[Start of section]

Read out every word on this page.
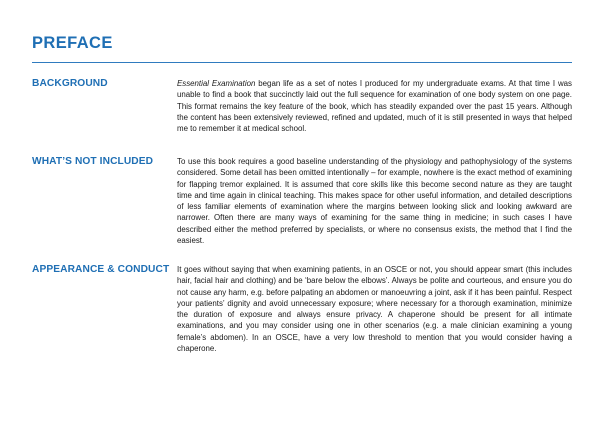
PREFACE
BACKGROUND	Essential Examination began life as a set of notes I produced for my undergraduate exams. At that time I was unable to find a book that succinctly laid out the full sequence for examination of one body system on one page. This format remains the key feature of the book, which has steadily expanded over the past 15 years. Although the content has been extensively reviewed, refined and updated, much of it is still presented in ways that helped me to remember it at medical school.

WHAT’S NOT INCLUDED	To use this book requires a good baseline understanding of the physiology and pathophysiology of the systems considered. Some detail has been omitted intentionally – for example, nowhere is the exact method of examining for flapping tremor explained. It is assumed that core skills like this become second nature as they are taught time and time again in clinical teaching. This makes space for other useful information, and detailed descriptions of less familiar elements of examination where the margins between looking slick and looking awkward are narrower. Often there are many ways of examining for the same thing in medicine; in such cases I have described either the method preferred by specialists, or where no consensus exists, the method that I find the easiest.

APPEARANCE & CONDUCT It goes without saying that when examining patients, in an OSCE or not, you should appear smart (this includes hair, facial hair and clothing) and be ‘bare below the elbows’. Always be polite and courteous, and ensure you do not cause any harm, e.g. before palpating an abdomen or manoeuvring a joint, ask if it has been painful. Respect your patients’ dignity and avoid unnecessary exposure; where necessary for a thorough examination, minimize the duration of exposure and always ensure privacy. A chaperone should be present for all intimate examinations, and you may consider using one in other scenarios (e.g. a male clinician examining a young female’s abdomen). In an OSCE, have a very low threshold to mention that you would consider having a chaperone.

[End of section]

**Exercise description**
Skipping any pictures, transcribe the full listing exactly.

**Response to this exercise**
Read out every word on this page.
PREFACE
BACKGROUND	Essential Examination began life as a set of notes I produced for my undergraduate exams. At that time I was unable to find a book that succinctly laid out the full sequence for examination of one body system on one page. This format remains the key feature of the book, which has steadily expanded over the past 15 years. Although the content has been extensively reviewed, refined and updated, much of it is still presented in ways that helped me to remember it at medical school.

WHAT’S NOT INCLUDED	To use this book requires a good baseline understanding of the physiology and pathophysiology of the systems considered. Some detail has been omitted intentionally – for example, nowhere is the exact method of examining for flapping tremor explained. It is assumed that core skills like this become second nature as they are taught time and time again in clinical teaching. This makes space for other useful information, and detailed descriptions of less familiar elements of examination where the margins between looking slick and looking awkward are narrower. Often there are many ways of examining for the same thing in medicine; in such cases I have described either the method preferred by specialists, or where no consensus exists, the method that I find the easiest.

APPEARANCE & CONDUCT It goes without saying that when examining patients, in an OSCE or not, you should appear smart (this includes hair, facial hair and clothing) and be ‘bare below the elbows’. Always be polite and courteous, and ensure you do not cause any harm, e.g. before palpating an abdomen or manoeuvring a joint, ask if it has been painful. Respect your patients’ dignity and avoid unnecessary exposure; where necessary for a thorough examination, minimize the duration of exposure and always ensure privacy. A chaperone should be present for all intimate examinations, and you may consider using one in other scenarios (e.g. a male clinician examining a young female’s abdomen). In an OSCE, have a very low threshold to mention that you would consider having a chaperone.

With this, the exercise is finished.